Work required:
Below is a set of records; print all of them exactly as written.

[start Data in this exercise]

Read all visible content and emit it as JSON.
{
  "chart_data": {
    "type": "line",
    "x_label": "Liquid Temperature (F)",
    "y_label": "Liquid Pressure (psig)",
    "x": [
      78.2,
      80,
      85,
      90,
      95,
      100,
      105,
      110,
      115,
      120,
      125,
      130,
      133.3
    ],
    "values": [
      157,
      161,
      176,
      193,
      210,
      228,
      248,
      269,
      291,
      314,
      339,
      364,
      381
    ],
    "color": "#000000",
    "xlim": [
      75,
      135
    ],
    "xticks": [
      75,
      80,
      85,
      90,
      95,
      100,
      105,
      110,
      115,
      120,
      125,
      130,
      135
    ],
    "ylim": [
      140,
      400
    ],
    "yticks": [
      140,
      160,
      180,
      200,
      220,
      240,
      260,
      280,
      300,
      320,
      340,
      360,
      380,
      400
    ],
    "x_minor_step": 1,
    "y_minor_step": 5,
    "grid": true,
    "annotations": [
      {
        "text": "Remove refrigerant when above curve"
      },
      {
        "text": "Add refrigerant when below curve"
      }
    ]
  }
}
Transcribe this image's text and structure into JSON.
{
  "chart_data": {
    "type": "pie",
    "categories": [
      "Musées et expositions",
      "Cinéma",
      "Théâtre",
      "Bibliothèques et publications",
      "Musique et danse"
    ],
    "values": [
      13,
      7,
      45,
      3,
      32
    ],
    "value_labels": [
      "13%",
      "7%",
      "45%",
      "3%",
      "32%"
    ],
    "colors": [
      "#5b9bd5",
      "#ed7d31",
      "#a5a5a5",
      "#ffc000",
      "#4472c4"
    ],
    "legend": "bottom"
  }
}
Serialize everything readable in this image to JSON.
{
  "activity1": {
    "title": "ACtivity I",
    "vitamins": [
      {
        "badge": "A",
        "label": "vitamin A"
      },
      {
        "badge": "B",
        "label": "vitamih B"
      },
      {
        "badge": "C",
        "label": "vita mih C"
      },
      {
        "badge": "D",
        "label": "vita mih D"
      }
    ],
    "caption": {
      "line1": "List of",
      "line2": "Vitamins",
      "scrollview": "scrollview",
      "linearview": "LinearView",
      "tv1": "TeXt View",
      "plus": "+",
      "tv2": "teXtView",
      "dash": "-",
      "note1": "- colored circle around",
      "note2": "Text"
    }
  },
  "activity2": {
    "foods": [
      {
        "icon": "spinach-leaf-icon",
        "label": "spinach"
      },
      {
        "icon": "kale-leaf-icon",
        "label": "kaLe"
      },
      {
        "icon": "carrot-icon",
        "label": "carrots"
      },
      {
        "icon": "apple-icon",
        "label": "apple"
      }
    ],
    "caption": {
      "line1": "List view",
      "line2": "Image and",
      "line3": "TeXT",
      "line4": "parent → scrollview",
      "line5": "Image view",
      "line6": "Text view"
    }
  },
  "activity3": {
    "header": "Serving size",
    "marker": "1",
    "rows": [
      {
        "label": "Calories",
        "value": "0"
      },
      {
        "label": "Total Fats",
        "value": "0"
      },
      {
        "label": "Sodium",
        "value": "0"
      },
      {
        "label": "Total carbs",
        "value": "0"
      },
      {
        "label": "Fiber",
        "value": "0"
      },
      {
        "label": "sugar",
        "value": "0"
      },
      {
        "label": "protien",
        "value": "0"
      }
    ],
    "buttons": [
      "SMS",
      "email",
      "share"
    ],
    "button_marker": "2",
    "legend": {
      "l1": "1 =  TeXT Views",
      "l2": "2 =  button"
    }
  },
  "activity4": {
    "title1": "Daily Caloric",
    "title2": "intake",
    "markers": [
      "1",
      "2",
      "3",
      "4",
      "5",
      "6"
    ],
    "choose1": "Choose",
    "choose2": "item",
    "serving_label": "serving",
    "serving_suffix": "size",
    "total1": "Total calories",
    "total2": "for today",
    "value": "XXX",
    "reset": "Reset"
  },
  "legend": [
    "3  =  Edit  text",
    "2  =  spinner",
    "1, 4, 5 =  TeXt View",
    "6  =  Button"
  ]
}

[end Data in this exercise]

Result for this task:
Read all visible content and emit it as JSON.
{
  "chart_data": {
    "type": "line",
    "x_label": "Liquid Temperature (F)",
    "y_label": "Liquid Pressure (psig)",
    "x": [
      78.2,
      80,
      85,
      90,
      95,
      100,
      105,
      110,
      115,
      120,
      125,
      130,
      133.3
    ],
    "values": [
      157,
      161,
      176,
      193,
      210,
      228,
      248,
      269,
      291,
      314,
      339,
      364,
      381
    ],
    "color": "#000000",
    "xlim": [
      75,
      135
    ],
    "xticks": [
      75,
      80,
      85,
      90,
      95,
      100,
      105,
      110,
      115,
      120,
      125,
      130,
      135
    ],
    "ylim": [
      140,
      400
    ],
    "yticks": [
      140,
      160,
      180,
      200,
      220,
      240,
      260,
      280,
      300,
      320,
      340,
      360,
      380,
      400
    ],
    "x_minor_step": 1,
    "y_minor_step": 5,
    "grid": true,
    "annotations": [
      {
        "text": "Remove refrigerant when above curve"
      },
      {
        "text": "Add refrigerant when below curve"
      }
    ]
  }
}
Transcribe this image's text and structure into JSON.
{
  "chart_data": {
    "type": "pie",
    "categories": [
      "Musées et expositions",
      "Cinéma",
      "Théâtre",
      "Bibliothèques et publications",
      "Musique et danse"
    ],
    "values": [
      13,
      7,
      45,
      3,
      32
    ],
    "value_labels": [
      "13%",
      "7%",
      "45%",
      "3%",
      "32%"
    ],
    "colors": [
      "#5b9bd5",
      "#ed7d31",
      "#a5a5a5",
      "#ffc000",
      "#4472c4"
    ],
    "legend": "bottom"
  }
}
Serialize everything readable in this image to JSON.
{
  "activity1": {
    "title": "ACtivity I",
    "vitamins": [
      {
        "badge": "A",
        "label": "vitamin A"
      },
      {
        "badge": "B",
        "label": "vitamih B"
      },
      {
        "badge": "C",
        "label": "vita mih C"
      },
      {
        "badge": "D",
        "label": "vita mih D"
      }
    ],
    "caption": {
      "line1": "List of",
      "line2": "Vitamins",
      "scrollview": "scrollview",
      "linearview": "LinearView",
      "tv1": "TeXt View",
      "plus": "+",
      "tv2": "teXtView",
      "dash": "-",
      "note1": "- colored circle around",
      "note2": "Text"
    }
  },
  "activity2": {
    "foods": [
      {
        "icon": "spinach-leaf-icon",
        "label": "spinach"
      },
      {
        "icon": "kale-leaf-icon",
        "label": "kaLe"
      },
      {
        "icon": "carrot-icon",
        "label": "carrots"
      },
      {
        "icon": "apple-icon",
        "label": "apple"
      }
    ],
    "caption": {
      "line1": "List view",
      "line2": "Image and",
      "line3": "TeXT",
      "line4": "parent → scrollview",
      "line5": "Image view",
      "line6": "Text view"
    }
  },
  "activity3": {
    "header": "Serving size",
    "marker": "1",
    "rows": [
      {
        "label": "Calories",
        "value": "0"
      },
      {
        "label": "Total Fats",
        "value": "0"
      },
      {
        "label": "Sodium",
        "value": "0"
      },
      {
        "label": "Total carbs",
        "value": "0"
      },
      {
        "label": "Fiber",
        "value": "0"
      },
      {
        "label": "sugar",
        "value": "0"
      },
      {
        "label": "protien",
        "value": "0"
      }
    ],
    "buttons": [
      "SMS",
      "email",
      "share"
    ],
    "button_marker": "2",
    "legend": {
      "l1": "1 =  TeXT Views",
      "l2": "2 =  button"
    }
  },
  "activity4": {
    "title1": "Daily Caloric",
    "title2": "intake",
    "markers": [
      "1",
      "2",
      "3",
      "4",
      "5",
      "6"
    ],
    "choose1": "Choose",
    "choose2": "item",
    "serving_label": "serving",
    "serving_suffix": "size",
    "total1": "Total calories",
    "total2": "for today",
    "value": "XXX",
    "reset": "Reset"
  },
  "legend": [
    "3  =  Edit  text",
    "2  =  spinner",
    "1, 4, 5 =  TeXt View",
    "6  =  Button"
  ]
}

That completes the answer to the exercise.